▶ **Short exercise**: Find the lines that hold "image". Report only how many there are.

▶ **Given information**:
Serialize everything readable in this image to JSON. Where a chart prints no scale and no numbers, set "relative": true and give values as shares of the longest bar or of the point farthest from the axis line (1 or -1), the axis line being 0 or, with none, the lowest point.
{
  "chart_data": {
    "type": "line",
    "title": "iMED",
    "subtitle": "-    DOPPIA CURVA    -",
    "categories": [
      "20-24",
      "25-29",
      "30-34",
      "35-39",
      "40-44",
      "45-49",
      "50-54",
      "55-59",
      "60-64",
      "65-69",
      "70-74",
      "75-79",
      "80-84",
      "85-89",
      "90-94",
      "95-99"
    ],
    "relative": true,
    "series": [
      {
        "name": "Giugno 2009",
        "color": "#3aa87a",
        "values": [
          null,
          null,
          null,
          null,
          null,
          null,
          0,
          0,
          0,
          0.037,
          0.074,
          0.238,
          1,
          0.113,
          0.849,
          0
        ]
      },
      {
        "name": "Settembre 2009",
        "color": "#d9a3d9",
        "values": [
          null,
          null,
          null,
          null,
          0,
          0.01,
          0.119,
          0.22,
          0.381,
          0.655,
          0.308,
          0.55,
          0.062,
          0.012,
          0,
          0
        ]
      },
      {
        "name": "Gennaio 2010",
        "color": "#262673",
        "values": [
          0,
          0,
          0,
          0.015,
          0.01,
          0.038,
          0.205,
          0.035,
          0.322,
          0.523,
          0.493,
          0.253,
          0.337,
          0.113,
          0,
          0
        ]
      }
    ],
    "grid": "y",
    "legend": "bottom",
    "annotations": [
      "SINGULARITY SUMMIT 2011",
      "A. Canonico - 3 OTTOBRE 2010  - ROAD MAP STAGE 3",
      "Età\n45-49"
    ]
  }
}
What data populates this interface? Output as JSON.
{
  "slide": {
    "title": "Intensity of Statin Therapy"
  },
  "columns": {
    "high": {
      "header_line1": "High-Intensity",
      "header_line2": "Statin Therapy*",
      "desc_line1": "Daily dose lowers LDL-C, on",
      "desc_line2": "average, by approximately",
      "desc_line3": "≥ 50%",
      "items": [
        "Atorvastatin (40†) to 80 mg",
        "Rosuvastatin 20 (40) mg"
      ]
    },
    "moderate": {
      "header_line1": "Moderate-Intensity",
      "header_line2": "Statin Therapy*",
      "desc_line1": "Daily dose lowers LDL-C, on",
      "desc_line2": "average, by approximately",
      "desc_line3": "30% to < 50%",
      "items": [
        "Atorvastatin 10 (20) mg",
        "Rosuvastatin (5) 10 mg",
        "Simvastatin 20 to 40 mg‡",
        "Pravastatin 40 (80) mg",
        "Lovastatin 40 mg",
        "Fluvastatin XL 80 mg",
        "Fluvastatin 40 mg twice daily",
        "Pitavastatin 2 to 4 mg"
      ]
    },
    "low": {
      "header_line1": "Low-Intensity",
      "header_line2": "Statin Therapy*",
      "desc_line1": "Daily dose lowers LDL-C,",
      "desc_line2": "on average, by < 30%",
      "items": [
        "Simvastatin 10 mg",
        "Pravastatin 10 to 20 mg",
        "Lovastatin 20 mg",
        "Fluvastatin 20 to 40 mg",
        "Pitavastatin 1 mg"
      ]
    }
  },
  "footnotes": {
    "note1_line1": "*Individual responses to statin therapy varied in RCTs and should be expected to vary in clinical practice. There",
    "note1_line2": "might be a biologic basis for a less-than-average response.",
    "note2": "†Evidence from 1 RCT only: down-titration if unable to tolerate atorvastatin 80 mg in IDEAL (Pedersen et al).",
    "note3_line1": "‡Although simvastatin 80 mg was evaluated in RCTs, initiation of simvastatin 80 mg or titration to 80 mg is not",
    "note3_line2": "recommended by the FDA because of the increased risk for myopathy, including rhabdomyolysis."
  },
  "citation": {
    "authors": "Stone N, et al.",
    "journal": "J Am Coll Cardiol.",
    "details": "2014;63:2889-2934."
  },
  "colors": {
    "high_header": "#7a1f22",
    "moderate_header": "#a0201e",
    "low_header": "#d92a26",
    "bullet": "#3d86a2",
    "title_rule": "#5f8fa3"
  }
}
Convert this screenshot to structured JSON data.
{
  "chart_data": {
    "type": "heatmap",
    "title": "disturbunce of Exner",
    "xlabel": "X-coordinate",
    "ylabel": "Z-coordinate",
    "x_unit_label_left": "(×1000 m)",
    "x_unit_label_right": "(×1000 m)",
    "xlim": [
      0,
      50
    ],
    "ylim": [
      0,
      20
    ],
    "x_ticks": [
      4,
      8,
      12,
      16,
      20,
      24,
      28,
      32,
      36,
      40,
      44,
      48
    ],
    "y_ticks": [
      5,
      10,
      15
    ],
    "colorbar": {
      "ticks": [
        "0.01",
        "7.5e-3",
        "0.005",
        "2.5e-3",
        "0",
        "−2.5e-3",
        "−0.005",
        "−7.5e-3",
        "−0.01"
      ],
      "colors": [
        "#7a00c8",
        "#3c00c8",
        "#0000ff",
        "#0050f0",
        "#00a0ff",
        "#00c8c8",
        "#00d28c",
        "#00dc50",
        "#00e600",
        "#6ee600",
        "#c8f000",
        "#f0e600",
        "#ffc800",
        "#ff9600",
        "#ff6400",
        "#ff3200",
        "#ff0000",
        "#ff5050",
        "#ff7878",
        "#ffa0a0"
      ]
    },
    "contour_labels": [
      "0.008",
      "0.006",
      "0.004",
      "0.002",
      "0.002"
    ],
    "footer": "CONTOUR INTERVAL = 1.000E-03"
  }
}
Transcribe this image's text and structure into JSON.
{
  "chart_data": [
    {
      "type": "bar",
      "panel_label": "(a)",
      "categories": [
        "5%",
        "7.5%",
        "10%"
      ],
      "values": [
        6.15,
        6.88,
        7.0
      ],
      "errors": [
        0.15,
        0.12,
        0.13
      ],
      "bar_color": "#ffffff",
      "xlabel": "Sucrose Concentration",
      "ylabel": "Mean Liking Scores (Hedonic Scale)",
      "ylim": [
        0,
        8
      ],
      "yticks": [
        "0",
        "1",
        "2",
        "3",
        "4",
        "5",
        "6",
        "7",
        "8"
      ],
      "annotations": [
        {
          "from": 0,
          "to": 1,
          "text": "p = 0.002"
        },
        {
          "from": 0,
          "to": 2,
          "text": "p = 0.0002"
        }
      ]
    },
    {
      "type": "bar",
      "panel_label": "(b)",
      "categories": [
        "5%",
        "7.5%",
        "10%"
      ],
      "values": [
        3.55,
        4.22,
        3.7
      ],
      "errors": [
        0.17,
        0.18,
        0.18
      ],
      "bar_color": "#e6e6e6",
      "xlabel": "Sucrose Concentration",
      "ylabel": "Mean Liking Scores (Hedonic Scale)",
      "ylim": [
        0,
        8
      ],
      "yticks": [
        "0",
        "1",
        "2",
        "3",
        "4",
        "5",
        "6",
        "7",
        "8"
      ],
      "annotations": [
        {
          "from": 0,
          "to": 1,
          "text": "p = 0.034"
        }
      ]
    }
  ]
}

▶ **Solved exercise**: 2